■ Problem requirements
Look below. Copy each line that has "relative" in it.

:: Record list ::

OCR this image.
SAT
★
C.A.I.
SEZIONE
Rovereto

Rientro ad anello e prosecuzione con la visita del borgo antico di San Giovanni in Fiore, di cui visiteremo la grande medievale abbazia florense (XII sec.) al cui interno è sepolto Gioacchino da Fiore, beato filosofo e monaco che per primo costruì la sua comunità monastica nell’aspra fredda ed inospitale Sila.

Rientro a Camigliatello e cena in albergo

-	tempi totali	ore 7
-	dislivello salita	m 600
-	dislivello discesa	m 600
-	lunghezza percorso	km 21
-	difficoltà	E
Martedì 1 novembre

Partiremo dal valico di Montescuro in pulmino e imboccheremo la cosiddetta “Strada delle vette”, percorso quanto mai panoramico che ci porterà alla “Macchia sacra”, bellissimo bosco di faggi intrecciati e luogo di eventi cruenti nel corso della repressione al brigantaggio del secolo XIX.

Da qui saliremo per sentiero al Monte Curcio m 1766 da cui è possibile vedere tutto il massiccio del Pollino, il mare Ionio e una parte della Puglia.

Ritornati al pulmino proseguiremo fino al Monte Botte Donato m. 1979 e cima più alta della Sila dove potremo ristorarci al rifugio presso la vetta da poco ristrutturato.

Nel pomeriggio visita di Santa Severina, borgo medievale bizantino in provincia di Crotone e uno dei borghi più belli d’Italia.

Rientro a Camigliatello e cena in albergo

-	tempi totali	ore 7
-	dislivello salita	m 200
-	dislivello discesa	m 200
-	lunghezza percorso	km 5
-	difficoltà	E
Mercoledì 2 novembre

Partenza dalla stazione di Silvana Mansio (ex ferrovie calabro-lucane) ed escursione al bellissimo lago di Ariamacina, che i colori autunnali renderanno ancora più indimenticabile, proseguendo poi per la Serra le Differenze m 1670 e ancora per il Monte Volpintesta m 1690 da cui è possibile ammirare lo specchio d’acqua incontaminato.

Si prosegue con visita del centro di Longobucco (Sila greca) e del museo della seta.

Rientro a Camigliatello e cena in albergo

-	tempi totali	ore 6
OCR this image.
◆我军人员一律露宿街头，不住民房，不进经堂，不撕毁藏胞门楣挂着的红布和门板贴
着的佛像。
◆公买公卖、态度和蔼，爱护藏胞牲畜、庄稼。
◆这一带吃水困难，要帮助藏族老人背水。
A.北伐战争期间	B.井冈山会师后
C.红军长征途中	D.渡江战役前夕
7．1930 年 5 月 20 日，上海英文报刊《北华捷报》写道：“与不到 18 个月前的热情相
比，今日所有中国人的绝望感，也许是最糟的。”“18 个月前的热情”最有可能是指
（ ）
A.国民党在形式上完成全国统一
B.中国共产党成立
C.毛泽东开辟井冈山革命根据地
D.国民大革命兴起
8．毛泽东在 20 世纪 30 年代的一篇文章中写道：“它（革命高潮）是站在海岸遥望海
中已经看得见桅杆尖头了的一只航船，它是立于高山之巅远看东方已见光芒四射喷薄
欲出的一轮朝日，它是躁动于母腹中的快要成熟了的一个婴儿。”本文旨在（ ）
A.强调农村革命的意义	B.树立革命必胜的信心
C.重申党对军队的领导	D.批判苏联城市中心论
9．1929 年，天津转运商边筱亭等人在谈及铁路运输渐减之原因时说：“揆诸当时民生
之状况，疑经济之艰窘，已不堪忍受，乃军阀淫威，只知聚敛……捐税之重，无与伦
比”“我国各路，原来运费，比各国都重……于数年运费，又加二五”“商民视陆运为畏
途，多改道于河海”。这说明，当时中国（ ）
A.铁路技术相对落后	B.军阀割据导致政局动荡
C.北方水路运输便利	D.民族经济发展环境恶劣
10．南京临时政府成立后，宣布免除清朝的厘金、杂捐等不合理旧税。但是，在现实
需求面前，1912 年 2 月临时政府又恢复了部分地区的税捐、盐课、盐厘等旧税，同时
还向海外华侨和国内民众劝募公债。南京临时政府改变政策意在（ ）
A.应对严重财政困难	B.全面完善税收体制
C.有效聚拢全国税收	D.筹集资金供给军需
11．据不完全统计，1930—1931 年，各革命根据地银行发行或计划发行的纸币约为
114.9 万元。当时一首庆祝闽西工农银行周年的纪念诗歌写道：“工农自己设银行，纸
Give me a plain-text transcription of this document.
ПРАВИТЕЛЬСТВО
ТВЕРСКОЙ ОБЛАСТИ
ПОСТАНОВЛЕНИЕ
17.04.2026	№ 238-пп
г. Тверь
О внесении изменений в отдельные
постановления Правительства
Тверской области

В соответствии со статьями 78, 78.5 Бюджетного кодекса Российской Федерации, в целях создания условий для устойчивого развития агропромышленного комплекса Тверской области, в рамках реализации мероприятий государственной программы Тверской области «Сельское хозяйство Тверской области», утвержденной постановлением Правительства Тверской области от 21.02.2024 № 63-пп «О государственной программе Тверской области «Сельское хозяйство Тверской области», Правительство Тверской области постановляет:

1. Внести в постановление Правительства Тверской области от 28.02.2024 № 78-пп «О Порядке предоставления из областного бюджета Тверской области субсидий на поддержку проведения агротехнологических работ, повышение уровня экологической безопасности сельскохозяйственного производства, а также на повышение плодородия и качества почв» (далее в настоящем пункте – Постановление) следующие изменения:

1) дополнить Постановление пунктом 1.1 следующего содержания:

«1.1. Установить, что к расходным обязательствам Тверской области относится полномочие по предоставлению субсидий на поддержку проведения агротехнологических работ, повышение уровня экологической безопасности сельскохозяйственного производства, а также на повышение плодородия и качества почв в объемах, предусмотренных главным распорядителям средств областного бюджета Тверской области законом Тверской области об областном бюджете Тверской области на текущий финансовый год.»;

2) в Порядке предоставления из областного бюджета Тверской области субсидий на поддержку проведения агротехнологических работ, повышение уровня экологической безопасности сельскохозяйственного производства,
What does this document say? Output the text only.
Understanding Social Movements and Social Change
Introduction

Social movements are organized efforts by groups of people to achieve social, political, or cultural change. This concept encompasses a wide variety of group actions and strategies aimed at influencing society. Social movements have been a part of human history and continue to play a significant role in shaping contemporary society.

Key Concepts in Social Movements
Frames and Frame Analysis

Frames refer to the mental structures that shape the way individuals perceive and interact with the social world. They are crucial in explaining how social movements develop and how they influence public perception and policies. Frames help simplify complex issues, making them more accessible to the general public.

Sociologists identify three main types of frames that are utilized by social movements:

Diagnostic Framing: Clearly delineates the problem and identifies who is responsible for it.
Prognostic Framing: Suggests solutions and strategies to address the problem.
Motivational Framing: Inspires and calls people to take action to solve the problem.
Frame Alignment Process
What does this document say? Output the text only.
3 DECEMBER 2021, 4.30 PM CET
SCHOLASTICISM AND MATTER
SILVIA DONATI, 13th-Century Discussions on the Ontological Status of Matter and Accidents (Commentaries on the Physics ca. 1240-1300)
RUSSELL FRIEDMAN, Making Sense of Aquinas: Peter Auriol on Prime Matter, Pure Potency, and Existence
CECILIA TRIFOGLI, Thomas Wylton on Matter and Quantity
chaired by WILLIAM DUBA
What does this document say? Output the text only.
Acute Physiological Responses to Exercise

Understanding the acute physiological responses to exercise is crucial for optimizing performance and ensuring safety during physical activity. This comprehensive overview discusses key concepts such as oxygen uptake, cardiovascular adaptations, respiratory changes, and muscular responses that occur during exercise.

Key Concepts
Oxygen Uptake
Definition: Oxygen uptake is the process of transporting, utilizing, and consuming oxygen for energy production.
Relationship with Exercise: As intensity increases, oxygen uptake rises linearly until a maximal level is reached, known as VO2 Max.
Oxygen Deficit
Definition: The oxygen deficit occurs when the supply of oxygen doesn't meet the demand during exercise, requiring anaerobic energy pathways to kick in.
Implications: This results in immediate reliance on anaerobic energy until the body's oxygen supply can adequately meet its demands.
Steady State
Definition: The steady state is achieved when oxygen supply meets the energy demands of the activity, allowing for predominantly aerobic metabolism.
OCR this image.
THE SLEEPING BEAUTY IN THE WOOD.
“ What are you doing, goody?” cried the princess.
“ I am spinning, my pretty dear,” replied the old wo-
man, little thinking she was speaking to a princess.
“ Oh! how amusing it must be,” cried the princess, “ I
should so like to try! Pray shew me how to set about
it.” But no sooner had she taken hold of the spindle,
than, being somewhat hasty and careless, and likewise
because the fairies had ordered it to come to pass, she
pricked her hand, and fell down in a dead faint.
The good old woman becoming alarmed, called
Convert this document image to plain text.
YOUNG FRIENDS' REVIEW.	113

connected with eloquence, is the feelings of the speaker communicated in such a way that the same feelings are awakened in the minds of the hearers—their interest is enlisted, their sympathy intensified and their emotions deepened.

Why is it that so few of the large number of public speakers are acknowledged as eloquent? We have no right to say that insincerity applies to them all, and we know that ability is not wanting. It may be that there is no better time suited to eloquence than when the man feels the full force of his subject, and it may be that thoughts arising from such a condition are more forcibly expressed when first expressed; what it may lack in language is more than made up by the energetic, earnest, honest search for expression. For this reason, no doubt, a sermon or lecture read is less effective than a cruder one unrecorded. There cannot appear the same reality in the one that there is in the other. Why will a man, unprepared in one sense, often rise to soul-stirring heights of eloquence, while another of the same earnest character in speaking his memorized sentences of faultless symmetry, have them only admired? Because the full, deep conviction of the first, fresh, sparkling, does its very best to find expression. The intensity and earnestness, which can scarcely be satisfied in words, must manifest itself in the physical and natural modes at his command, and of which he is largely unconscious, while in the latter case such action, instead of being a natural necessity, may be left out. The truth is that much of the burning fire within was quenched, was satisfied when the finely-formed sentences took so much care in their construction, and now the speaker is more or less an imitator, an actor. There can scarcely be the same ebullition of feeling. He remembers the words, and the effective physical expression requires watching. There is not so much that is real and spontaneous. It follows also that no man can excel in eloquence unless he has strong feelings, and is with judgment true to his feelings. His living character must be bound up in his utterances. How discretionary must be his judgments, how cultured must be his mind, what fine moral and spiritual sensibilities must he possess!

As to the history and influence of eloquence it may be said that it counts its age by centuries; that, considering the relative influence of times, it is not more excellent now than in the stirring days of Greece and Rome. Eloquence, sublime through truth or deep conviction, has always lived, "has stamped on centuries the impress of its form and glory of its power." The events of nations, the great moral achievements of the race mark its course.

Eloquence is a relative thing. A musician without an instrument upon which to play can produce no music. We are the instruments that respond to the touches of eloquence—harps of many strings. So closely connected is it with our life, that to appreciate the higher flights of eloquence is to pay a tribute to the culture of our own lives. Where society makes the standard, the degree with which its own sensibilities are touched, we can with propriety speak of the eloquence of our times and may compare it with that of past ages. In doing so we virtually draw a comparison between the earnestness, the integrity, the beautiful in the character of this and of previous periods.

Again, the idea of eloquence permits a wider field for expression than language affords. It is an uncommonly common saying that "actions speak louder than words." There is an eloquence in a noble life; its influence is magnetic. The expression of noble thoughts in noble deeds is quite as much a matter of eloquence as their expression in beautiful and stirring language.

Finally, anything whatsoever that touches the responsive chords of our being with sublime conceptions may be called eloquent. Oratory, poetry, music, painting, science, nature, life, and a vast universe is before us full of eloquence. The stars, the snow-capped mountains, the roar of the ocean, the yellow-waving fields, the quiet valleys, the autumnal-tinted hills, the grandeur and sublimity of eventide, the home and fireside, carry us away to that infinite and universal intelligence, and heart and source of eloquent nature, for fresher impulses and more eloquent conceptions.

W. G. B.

:::

■ Result
As to the history and influence of eloquence it may be said that it counts its age by centuries; that, considering the relative influence of times, it is not more excellent now than in the stirring days of Greece and Rome. Eloquence, sublime through truth or deep conviction, has always lived, "has stamped on centuries the impress of its form and glory of its power." The events of nations, the great moral achievements of the race mark its course.
Eloquence is a relative thing. A musician without an instrument upon which to play can produce no music. We are the instruments that respond to the touches of eloquence—harps of many strings. So closely connected is it with our life, that to appreciate the higher flights of eloquence is to pay a tribute to the culture of our own lives. Where society makes the standard, the degree with which its own sensibilities are touched, we can with propriety speak of the eloquence of our times and may compare it with that of past ages. In doing so we virtually draw a comparison between the earnestness, the integrity, the beautiful in the character of this and of previous periods.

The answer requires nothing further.